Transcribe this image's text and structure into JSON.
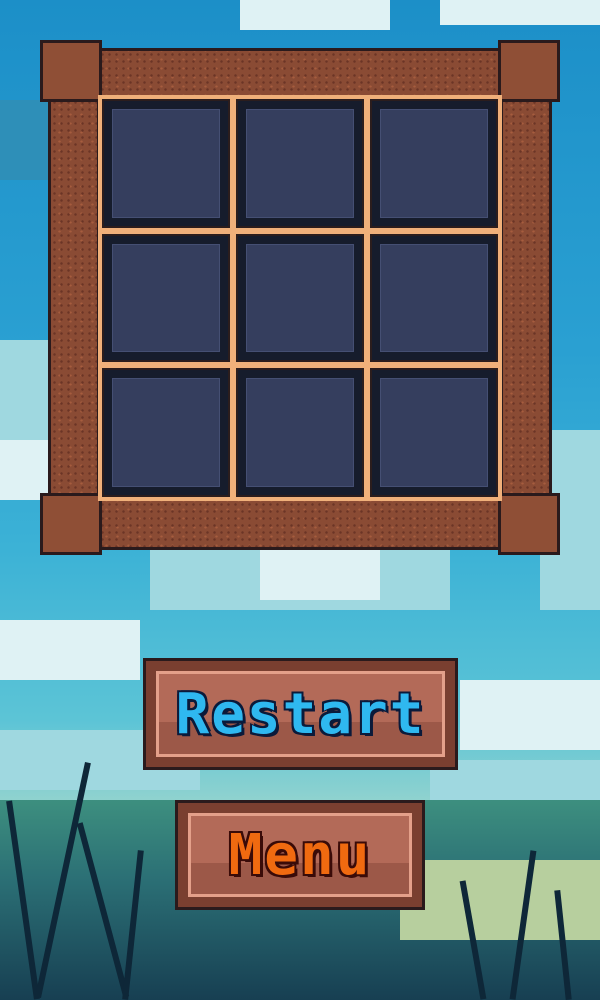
{
  "board": {
    "rows": 3,
    "cols": 3,
    "cells": [
      "",
      "",
      "",
      "",
      "",
      "",
      "",
      "",
      ""
    ]
  },
  "buttons": {
    "restart_label": "Restart",
    "menu_label": "Menu"
  },
  "colors": {
    "frame_wood": "#8a4b34",
    "cell_fill": "#353e5e",
    "restart_text": "#2fb8f0",
    "menu_text": "#f06a10",
    "sky": "#2aa0d2"
  }
}
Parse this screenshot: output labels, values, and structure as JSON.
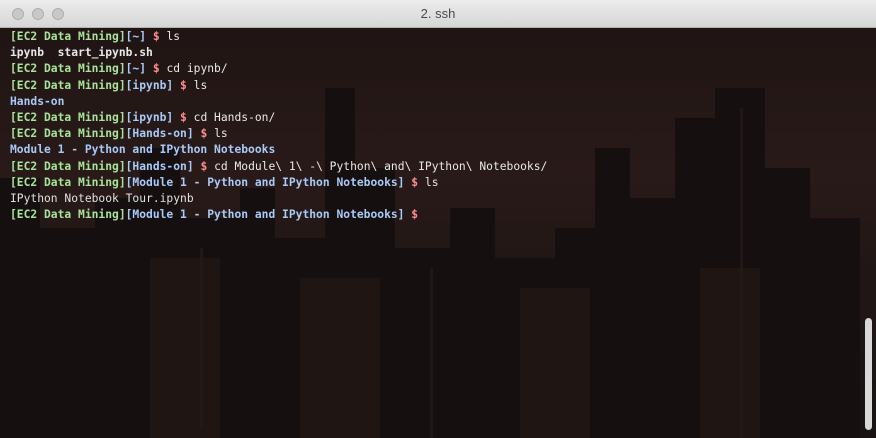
{
  "window": {
    "title": "2. ssh"
  },
  "colors": {
    "prompt_green": "#a8e39a",
    "prompt_blue": "#a9c9f7",
    "dollar": "#ff8c8c",
    "text": "#e8e8e8"
  },
  "prompt_host": "[EC2 Data Mining]",
  "lines": [
    {
      "kind": "prompt",
      "dir": "[~]",
      "cmd": "ls"
    },
    {
      "kind": "out",
      "style": "bold-white",
      "text": "ipynb  start_ipynb.sh"
    },
    {
      "kind": "prompt",
      "dir": "[~]",
      "cmd": "cd ipynb/"
    },
    {
      "kind": "prompt",
      "dir": "[ipynb]",
      "cmd": "ls"
    },
    {
      "kind": "out",
      "style": "bold-blue",
      "text": "Hands-on"
    },
    {
      "kind": "prompt",
      "dir": "[ipynb]",
      "cmd": "cd Hands-on/"
    },
    {
      "kind": "prompt",
      "dir": "[Hands-on]",
      "cmd": "ls"
    },
    {
      "kind": "out",
      "style": "bold-blue",
      "text": "Module 1 - Python and IPython Notebooks"
    },
    {
      "kind": "prompt",
      "dir": "[Hands-on]",
      "cmd": "cd Module\\ 1\\ -\\ Python\\ and\\ IPython\\ Notebooks/"
    },
    {
      "kind": "prompt",
      "dir": "[Module 1 - Python and IPython Notebooks]",
      "cmd": "ls"
    },
    {
      "kind": "out",
      "style": "plain",
      "text": "IPython Notebook Tour.ipynb"
    },
    {
      "kind": "prompt",
      "dir": "[Module 1 - Python and IPython Notebooks]",
      "cmd": ""
    }
  ]
}
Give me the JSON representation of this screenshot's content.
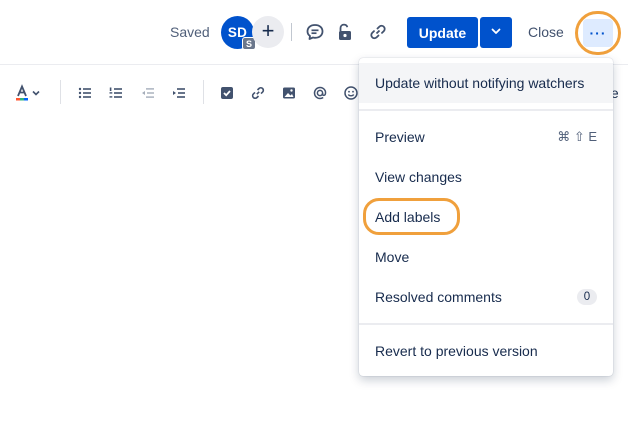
{
  "header": {
    "saved_text": "Saved",
    "avatar_initials": "SD",
    "avatar_badge": "S",
    "add_collaborator_label": "+",
    "update_label": "Update",
    "close_label": "Close",
    "more_label": "···",
    "icons": [
      "comment-icon",
      "unlock-icon",
      "link-icon",
      "chevron-down-icon"
    ]
  },
  "toolbar": {
    "trailing_text": "te",
    "icons": [
      "text-color-icon",
      "chevron-down-icon",
      "bullet-list-icon",
      "numbered-list-icon",
      "outdent-icon",
      "indent-icon",
      "task-checkbox-icon",
      "link-icon",
      "image-icon",
      "mention-icon",
      "emoji-icon"
    ]
  },
  "menu": {
    "items": [
      {
        "label": "Update without notifying watchers"
      },
      {
        "label": "Preview",
        "shortcut": "⌘ ⇧ E"
      },
      {
        "label": "View changes"
      },
      {
        "label": "Add labels"
      },
      {
        "label": "Move"
      },
      {
        "label": "Resolved comments",
        "count": "0"
      },
      {
        "label": "Revert to previous version"
      }
    ]
  },
  "colors": {
    "primary": "#0052cc",
    "highlight_ring": "#f0a03c",
    "menu_hover": "#f4f5f7"
  }
}
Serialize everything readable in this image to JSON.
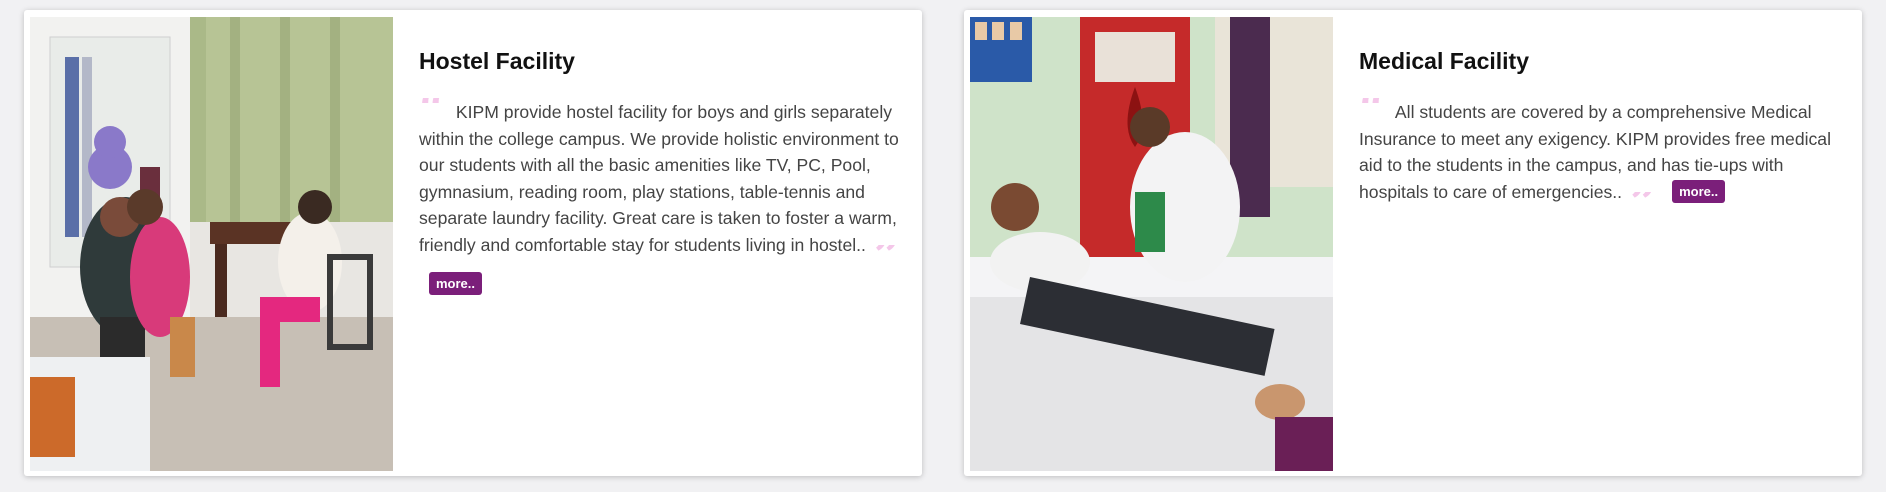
====================
All of the data needs repeating exactly, but the pictures do not.

■ Finished answer ■
Transcribe this image's text and structure into JSON.
{
  "board": {
    "rows": 3,
    "cols": 3,
    "cells": [
      "",
      "",
      "",
      "",
      "",
      "",
      "",
      "",
      ""
    ]
  },
  "buttons": {
    "restart_label": "Restart",
    "menu_label": "Menu"
  },
  "colors": {
    "frame_wood": "#8a4b34",
    "cell_fill": "#353e5e",
    "restart_text": "#2fb8f0",
    "menu_text": "#f06a10",
    "sky": "#2aa0d2"
  }
}
Parse this screenshot: output labels, values, and structure as JSON.
{
  "window": {
    "title": "2. ssh"
  },
  "colors": {
    "prompt_green": "#a8e39a",
    "prompt_blue": "#a9c9f7",
    "dollar": "#ff8c8c",
    "text": "#e8e8e8"
  },
  "prompt_host": "[EC2 Data Mining]",
  "lines": [
    {
      "kind": "prompt",
      "dir": "[~]",
      "cmd": "ls"
    },
    {
      "kind": "out",
      "style": "bold-white",
      "text": "ipynb  start_ipynb.sh"
    },
    {
      "kind": "prompt",
      "dir": "[~]",
      "cmd": "cd ipynb/"
    },
    {
      "kind": "prompt",
      "dir": "[ipynb]",
      "cmd": "ls"
    },
    {
      "kind": "out",
      "style": "bold-blue",
      "text": "Hands-on"
    },
    {
      "kind": "prompt",
      "dir": "[ipynb]",
      "cmd": "cd Hands-on/"
    },
    {
      "kind": "prompt",
      "dir": "[Hands-on]",
      "cmd": "ls"
    },
    {
      "kind": "out",
      "style": "bold-blue",
      "text": "Module 1 - Python and IPython Notebooks"
    },
    {
      "kind": "prompt",
      "dir": "[Hands-on]",
      "cmd": "cd Module\\ 1\\ -\\ Python\\ and\\ IPython\\ Notebooks/"
    },
    {
      "kind": "prompt",
      "dir": "[Module 1 - Python and IPython Notebooks]",
      "cmd": "ls"
    },
    {
      "kind": "out",
      "style": "plain",
      "text": "IPython Notebook Tour.ipynb"
    },
    {
      "kind": "prompt",
      "dir": "[Module 1 - Python and IPython Notebooks]",
      "cmd": ""
    }
  ]
}
Give me the JSON representation of this screenshot's content.
{
  "header": {
    "saved_text": "Saved",
    "avatar_initials": "SD",
    "avatar_badge": "S",
    "add_collaborator_label": "+",
    "update_label": "Update",
    "close_label": "Close",
    "more_label": "···",
    "icons": [
      "comment-icon",
      "unlock-icon",
      "link-icon",
      "chevron-down-icon"
    ]
  },
  "toolbar": {
    "trailing_text": "te",
    "icons": [
      "text-color-icon",
      "chevron-down-icon",
      "bullet-list-icon",
      "numbered-list-icon",
      "outdent-icon",
      "indent-icon",
      "task-checkbox-icon",
      "link-icon",
      "image-icon",
      "mention-icon",
      "emoji-icon"
    ]
  },
  "menu": {
    "items": [
      {
        "label": "Update without notifying watchers"
      },
      {
        "label": "Preview",
        "shortcut": "⌘ ⇧ E"
      },
      {
        "label": "View changes"
      },
      {
        "label": "Add labels"
      },
      {
        "label": "Move"
      },
      {
        "label": "Resolved comments",
        "count": "0"
      },
      {
        "label": "Revert to previous version"
      }
    ]
  },
  "colors": {
    "primary": "#0052cc",
    "highlight_ring": "#f0a03c",
    "menu_hover": "#f4f5f7"
  }
}
Serialize everything readable in this image to JSON.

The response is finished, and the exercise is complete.